Warna karapas lobster mutira dewasa dominan coklat mudah bergaris-garis hitam, tingkat warna coklat sangat dipengaruhi oleh habitat/media pemeliharaan. Lobster dipelihara pada media yang tidak disinari langsung matahari, warna karapas cenderung lebih putih dari pada lobster yang dipelihara pada media terbuka (karamba) di laut. Warna karapas tidak dapat dijadikan sebagai kriteria penentuan jenis kelamin dan tingkat kedewasaan. 
·                     Kebiasaan Makan
Lobster memiliki sifat nokturnal yaitu sifat binatang yang aktif mencari makan pada malam hari. Pada siang hari lobster lebih suka membenamkan diri dalam lumpur atau menempel pada suatu benda yang terbenam dalam air. Hewan nokturnal memiliki aktivitas yang tinggi pada permulaan menjelang malam dan berhenti beraktivitas dengan ketika matahari terbit (Cobb and Phillips, 1980). Pada prinsipnya udang karang (Panulirus sp) bersifat pemakan segala (omnivora), namun demikian hewan ini menggemari mengkonsumsi ikan, moluska, ekinodermata dan hewan lainnya terutama yang mengandung lemak, serta jenis algae (Subani, 1978).
Sifat lobster yang perlu diperhatikan dalam pemeliharaan atau budidaya lobster adalah kanibalisme.  Individu lobster yang lebih kuat dapat memangsa individu yang lebih lemah atau lebih kecil ukurannya jika kondisi pakan berkurang.  Lobster yang dalam kondisi moulting biasanya sangat lemah dan mudah menjadi sasaran pemangsaan oleh lobster lainnya.
·                     Reproduksi
Lobster berkembang biak dengan cara bertelur. Lobster betina sudah matang telur pada ukuran panjang total 16 cm. Sementara itu, udang jantan yang telah matang gonad berukuran lebih panjang, yaitu sekitar 20 cm. Lobster betina yang sedang bertelur melindungi telurnya dengan cara meletakkan atau menempelkan butir-butir telurnya di bagian bawah abdomen sampai telur tersebut dibuahi dan menetas menjadi larva udang. Menjelang akhir periode pengeluaran telur dan setelah dibuahi, lobster akan bergerak menjauhi pantai dan menuju ke perairan karang yang lebih dalam untuk penetasan. Nontji (1993) menyatakan bahwa, jumlah telur yang dihasilkan setiap ekor betina lobster dapat mencapai lebih dari 400.000 butir. Sedangkan menurut Subani (1984)dalam Utami (1999), seekor lobster betina dapat menghasilkan 275.000 butir telur pada setiap musim pemijahan.

• Entri Hasil Ekstraksi:
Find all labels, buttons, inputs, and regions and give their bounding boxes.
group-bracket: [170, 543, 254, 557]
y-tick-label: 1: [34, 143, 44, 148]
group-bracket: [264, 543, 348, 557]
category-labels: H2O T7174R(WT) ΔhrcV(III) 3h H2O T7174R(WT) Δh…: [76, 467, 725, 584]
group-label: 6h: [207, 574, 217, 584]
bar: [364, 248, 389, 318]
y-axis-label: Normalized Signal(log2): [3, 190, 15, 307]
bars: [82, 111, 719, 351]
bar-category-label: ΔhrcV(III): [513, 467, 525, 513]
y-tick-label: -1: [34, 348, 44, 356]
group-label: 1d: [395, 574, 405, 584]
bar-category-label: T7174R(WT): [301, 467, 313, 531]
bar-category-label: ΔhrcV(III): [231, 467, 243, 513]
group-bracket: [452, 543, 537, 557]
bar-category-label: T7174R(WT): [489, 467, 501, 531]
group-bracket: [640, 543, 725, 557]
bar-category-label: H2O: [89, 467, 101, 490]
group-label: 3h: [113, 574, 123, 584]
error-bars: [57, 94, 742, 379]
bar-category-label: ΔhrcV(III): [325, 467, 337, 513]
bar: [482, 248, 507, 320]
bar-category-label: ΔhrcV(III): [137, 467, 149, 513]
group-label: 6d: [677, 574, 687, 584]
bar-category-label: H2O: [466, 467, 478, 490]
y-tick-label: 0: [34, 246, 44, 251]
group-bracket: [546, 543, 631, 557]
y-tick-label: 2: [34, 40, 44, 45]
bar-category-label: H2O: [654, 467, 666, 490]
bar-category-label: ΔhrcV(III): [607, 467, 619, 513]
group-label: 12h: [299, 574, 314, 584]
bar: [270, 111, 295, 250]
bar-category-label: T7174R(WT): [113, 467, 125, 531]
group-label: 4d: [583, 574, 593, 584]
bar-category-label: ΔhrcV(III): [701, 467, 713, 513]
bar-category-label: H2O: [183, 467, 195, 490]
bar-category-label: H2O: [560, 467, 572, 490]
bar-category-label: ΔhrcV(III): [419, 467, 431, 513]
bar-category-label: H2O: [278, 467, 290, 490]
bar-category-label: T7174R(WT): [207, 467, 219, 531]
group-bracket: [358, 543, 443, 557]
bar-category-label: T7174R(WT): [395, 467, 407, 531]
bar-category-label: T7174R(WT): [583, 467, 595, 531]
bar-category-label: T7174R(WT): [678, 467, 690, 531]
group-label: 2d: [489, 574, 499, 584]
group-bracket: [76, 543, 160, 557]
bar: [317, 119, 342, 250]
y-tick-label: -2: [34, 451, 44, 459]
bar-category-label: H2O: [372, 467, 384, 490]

• Deskripsi Soal:
Salin kata demi kata bagian teks tentang lobster dari "Warna karapas lobster" sampai "dan tingkat kedewasaan.".

• Penyelesaian Soal:
Warna karapas lobster mutira dewasa dominan coklat mudah bergaris-garis hitam, tingkat warna coklat sangat dipengaruhi oleh habitat/media pemeliharaan. Lobster dipelihara pada media yang tidak disinari langsung matahari, warna karapas cenderung lebih putih dari pada lobster yang dipelihara pada media terbuka (karamba) di laut. Warna karapas tidak dapat dijadikan sebagai kriteria penentuan jenis kelamin dan tingkat kedewasaan.